# Record set

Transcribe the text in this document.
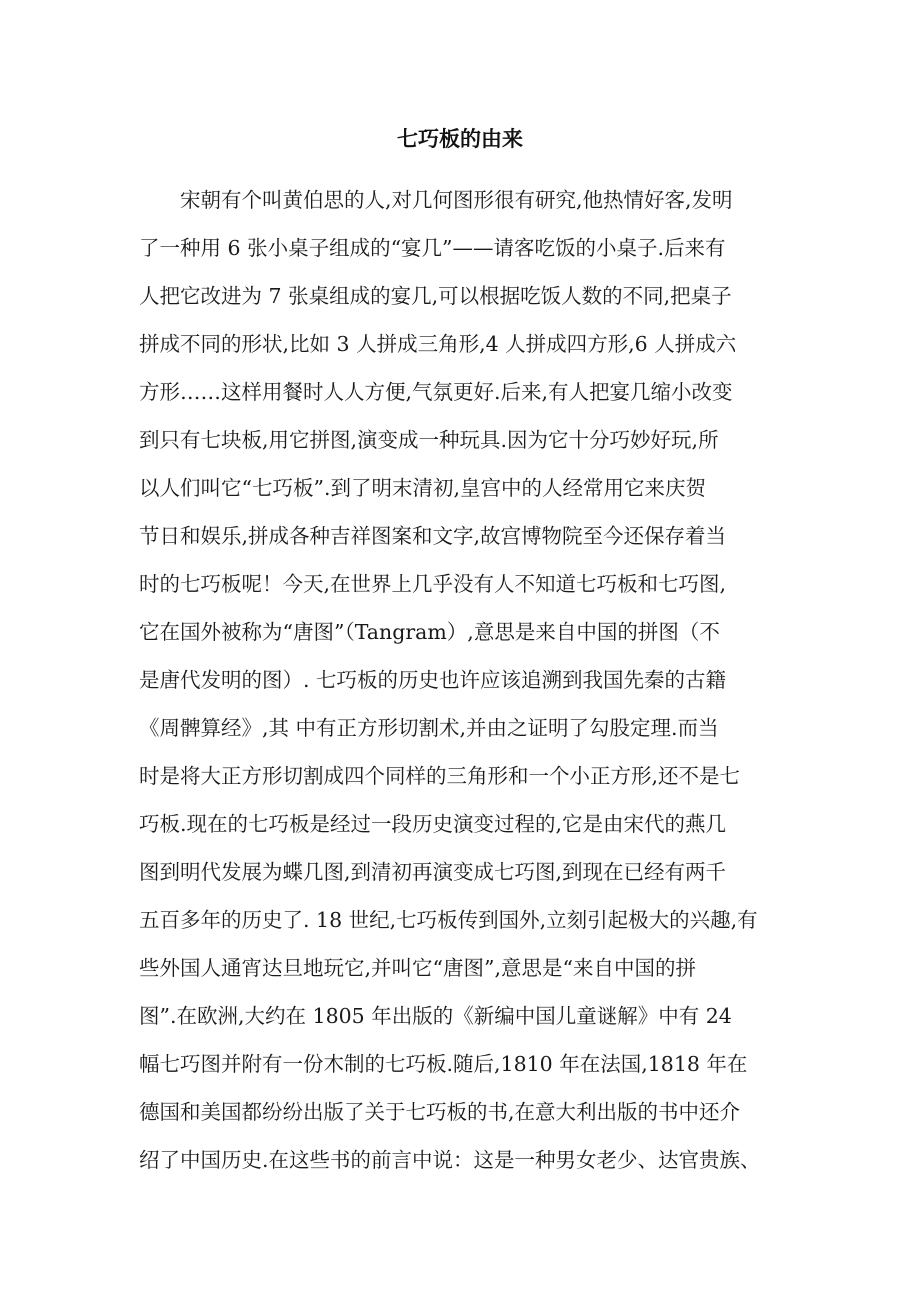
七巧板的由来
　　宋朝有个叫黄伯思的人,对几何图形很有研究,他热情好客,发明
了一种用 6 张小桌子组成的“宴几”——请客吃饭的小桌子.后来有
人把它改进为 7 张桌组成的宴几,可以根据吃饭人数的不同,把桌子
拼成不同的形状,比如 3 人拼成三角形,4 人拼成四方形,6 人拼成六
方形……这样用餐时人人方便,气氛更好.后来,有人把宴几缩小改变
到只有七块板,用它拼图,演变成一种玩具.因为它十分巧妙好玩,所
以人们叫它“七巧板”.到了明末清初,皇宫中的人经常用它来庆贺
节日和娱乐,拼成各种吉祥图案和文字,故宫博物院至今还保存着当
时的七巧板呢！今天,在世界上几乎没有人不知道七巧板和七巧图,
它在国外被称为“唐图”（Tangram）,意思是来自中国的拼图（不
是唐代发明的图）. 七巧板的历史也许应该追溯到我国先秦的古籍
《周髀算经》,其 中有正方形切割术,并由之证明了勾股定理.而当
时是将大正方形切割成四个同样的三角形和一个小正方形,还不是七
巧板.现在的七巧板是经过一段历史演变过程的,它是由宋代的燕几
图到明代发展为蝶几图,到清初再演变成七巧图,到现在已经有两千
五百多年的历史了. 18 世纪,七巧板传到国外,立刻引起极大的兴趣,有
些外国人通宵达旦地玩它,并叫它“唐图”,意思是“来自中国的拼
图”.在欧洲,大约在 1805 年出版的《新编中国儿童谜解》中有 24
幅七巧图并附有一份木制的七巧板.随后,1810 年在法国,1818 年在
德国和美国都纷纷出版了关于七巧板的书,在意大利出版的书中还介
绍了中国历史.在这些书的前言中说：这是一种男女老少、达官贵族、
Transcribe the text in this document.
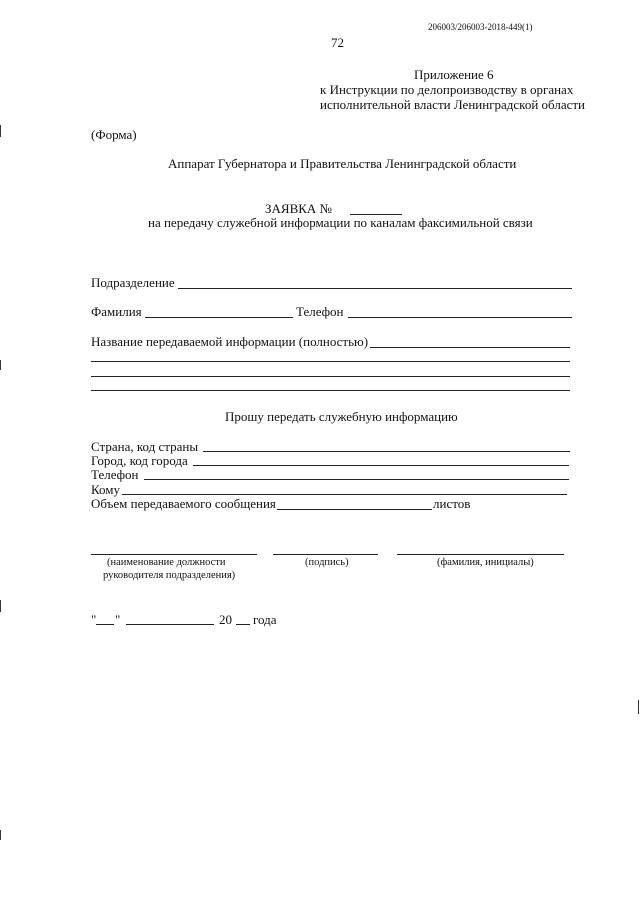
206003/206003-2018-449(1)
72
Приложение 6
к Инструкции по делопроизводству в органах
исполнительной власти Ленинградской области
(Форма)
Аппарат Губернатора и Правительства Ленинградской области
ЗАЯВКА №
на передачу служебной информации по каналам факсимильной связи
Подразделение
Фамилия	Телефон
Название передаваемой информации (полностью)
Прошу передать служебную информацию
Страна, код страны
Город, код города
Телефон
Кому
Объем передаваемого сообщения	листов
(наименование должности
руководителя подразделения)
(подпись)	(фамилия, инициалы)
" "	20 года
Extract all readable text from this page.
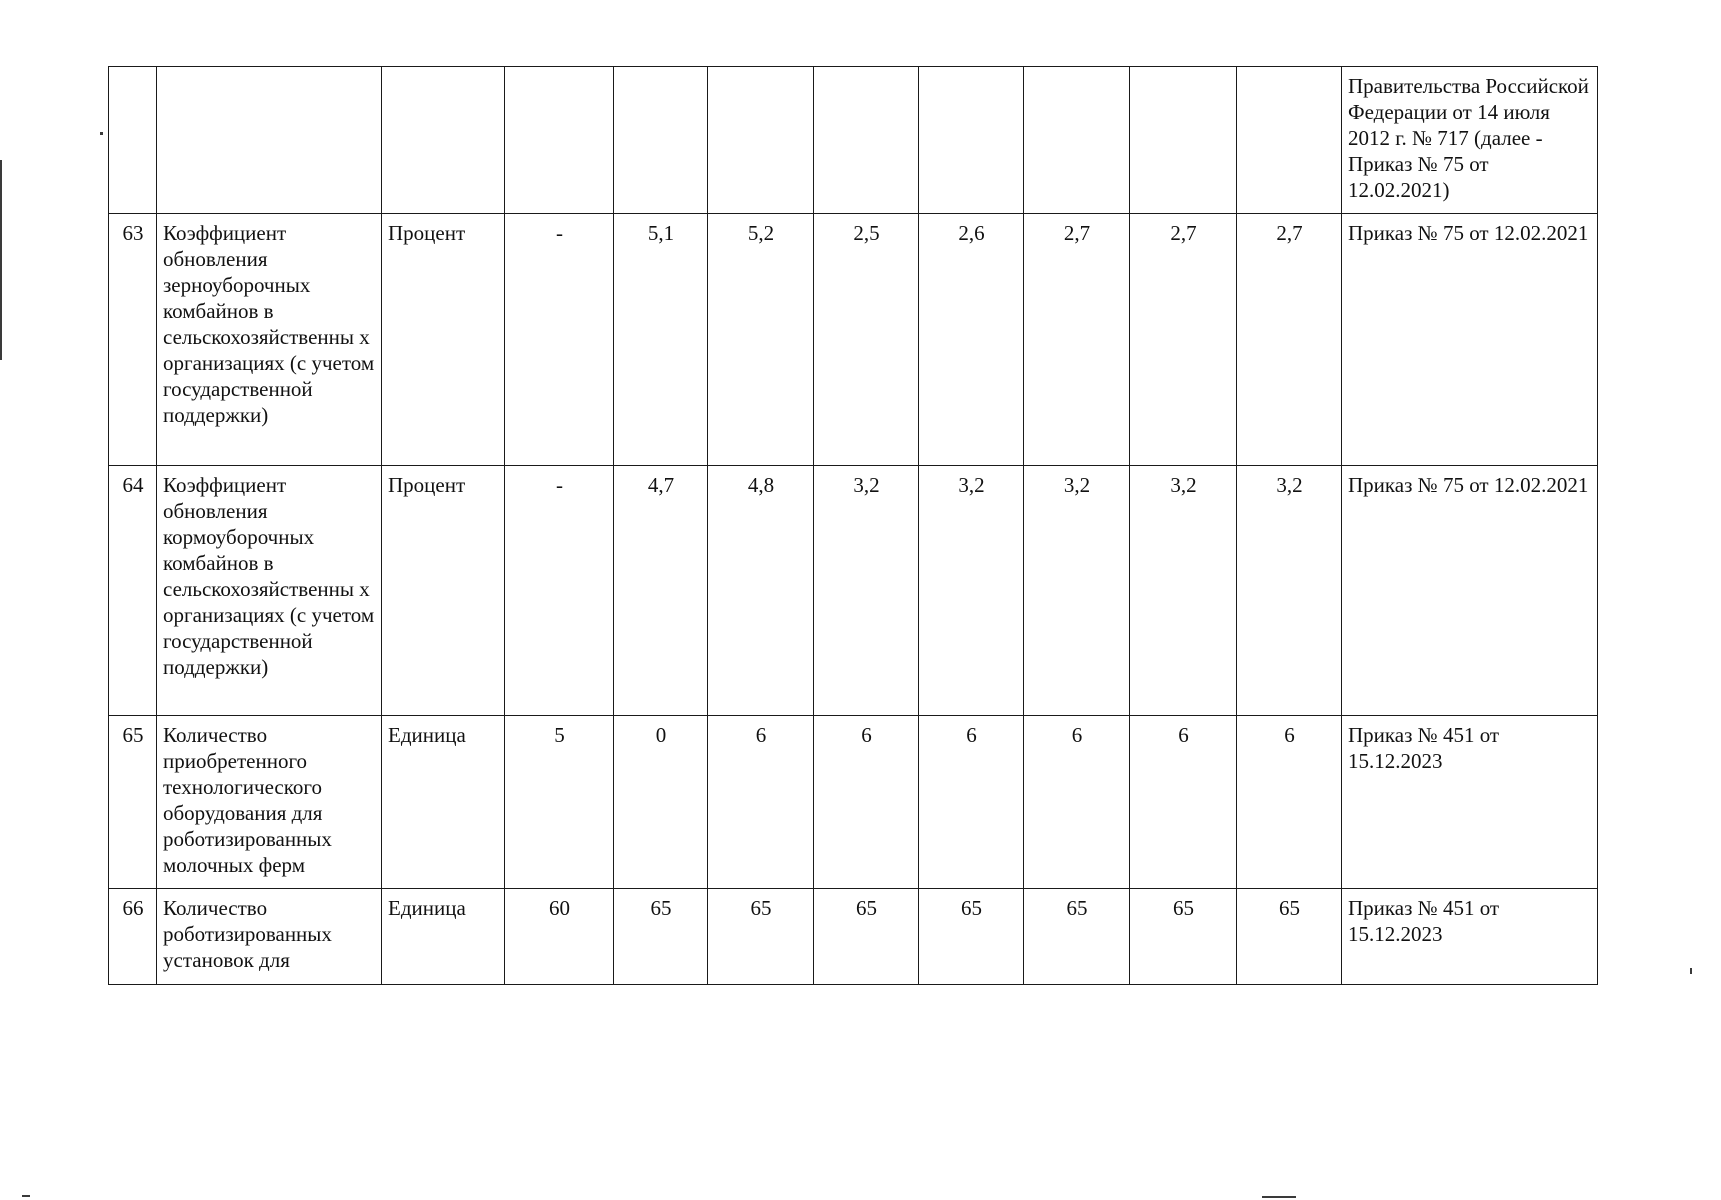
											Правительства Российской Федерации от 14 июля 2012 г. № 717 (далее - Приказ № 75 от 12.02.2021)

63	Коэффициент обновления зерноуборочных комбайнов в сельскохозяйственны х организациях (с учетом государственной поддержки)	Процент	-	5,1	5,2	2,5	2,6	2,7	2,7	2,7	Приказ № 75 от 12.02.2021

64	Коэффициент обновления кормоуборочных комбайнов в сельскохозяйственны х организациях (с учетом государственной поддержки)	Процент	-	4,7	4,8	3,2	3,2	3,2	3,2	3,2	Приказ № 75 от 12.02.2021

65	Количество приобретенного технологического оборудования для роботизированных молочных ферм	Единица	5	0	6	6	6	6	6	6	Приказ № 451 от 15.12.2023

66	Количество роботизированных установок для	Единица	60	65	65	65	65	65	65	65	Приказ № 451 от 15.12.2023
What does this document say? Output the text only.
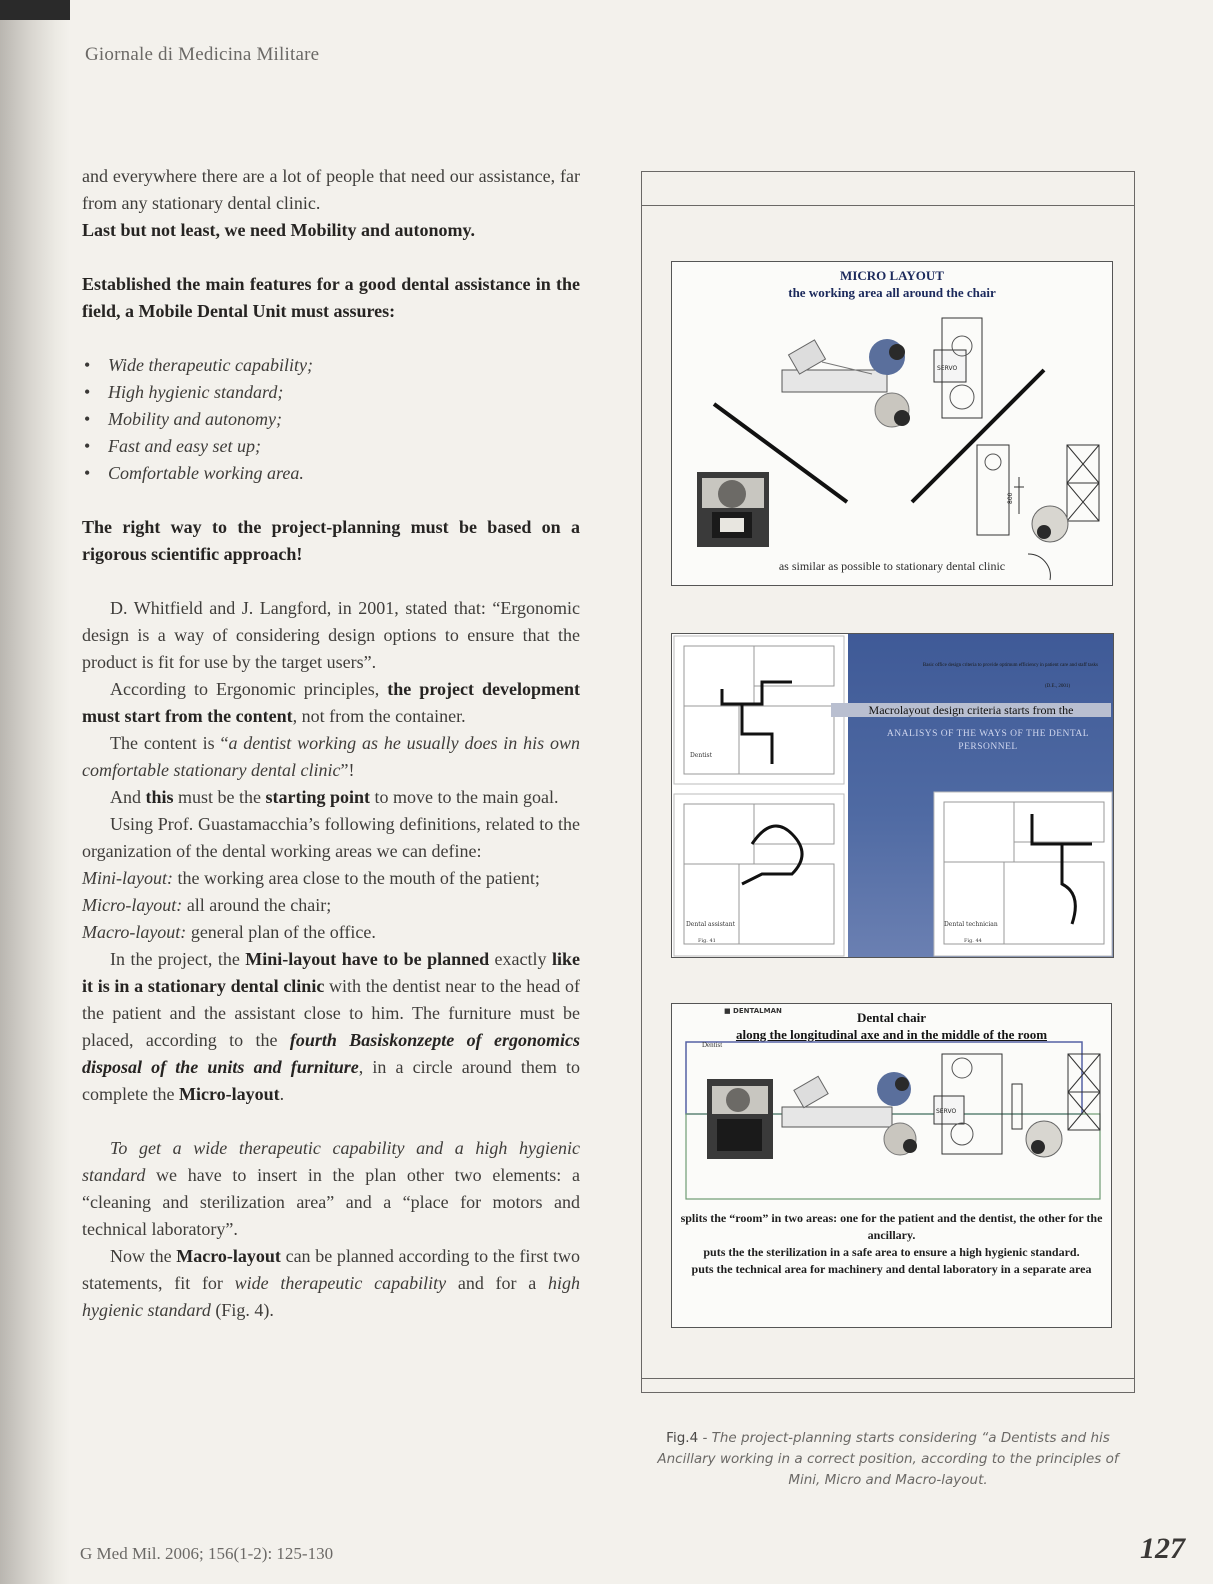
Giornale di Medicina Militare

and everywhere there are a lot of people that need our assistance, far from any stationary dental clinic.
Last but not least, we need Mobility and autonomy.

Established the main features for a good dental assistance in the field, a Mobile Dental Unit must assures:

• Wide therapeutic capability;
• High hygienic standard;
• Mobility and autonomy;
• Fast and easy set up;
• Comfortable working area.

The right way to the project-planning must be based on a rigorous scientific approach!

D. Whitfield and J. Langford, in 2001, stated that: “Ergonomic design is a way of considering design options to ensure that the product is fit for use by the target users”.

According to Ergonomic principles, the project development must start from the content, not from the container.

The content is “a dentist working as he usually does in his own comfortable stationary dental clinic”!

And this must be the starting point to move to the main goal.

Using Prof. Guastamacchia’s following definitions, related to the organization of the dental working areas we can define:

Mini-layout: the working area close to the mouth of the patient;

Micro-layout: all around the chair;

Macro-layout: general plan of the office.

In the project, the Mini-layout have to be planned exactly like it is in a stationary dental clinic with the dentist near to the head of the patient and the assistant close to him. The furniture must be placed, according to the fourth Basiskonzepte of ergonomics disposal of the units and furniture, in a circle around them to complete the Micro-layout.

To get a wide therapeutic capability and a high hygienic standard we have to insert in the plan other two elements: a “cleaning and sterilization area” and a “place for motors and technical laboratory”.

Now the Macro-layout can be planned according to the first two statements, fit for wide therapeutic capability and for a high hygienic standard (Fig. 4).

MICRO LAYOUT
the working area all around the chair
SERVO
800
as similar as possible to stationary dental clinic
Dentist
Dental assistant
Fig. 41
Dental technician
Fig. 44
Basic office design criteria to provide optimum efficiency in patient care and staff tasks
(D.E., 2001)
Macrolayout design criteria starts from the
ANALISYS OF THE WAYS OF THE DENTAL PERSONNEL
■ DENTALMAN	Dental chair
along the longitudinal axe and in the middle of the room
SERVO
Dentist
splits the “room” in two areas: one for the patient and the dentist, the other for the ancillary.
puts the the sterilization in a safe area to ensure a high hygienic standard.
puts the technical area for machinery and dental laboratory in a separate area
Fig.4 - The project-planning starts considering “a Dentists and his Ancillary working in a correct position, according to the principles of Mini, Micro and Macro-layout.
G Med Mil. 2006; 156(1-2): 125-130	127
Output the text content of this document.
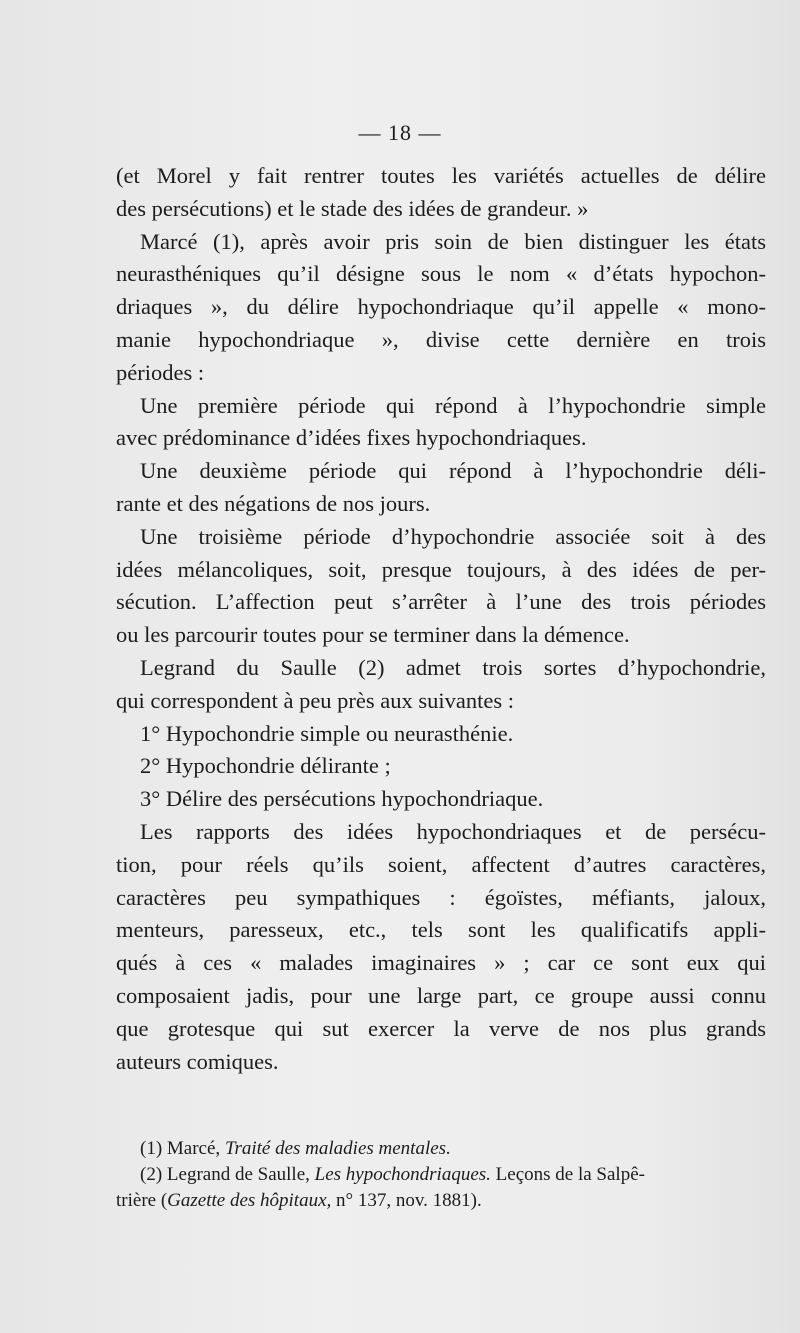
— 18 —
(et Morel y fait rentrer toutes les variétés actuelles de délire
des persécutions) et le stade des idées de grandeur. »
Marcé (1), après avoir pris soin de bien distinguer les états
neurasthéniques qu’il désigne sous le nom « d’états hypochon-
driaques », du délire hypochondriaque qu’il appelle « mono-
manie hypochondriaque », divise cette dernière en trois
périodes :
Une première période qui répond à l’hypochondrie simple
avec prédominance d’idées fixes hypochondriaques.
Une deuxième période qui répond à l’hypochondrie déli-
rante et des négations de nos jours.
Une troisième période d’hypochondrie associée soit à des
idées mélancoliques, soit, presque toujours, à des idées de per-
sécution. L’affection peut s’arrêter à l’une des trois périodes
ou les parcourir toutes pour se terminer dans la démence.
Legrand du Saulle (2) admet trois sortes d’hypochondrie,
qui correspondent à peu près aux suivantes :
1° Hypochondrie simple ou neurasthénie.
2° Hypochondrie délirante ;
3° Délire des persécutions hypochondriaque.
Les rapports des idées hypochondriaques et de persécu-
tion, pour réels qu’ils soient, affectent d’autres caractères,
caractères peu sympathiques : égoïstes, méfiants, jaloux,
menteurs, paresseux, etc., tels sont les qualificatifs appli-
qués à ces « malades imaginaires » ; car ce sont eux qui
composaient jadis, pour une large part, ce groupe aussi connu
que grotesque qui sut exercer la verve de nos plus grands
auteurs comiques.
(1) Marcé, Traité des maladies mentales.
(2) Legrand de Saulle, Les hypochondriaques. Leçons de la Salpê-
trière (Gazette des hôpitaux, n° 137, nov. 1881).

# Aim
Work out how many lines of the material above contain the word "text", then give only that figure.

# Task answer
5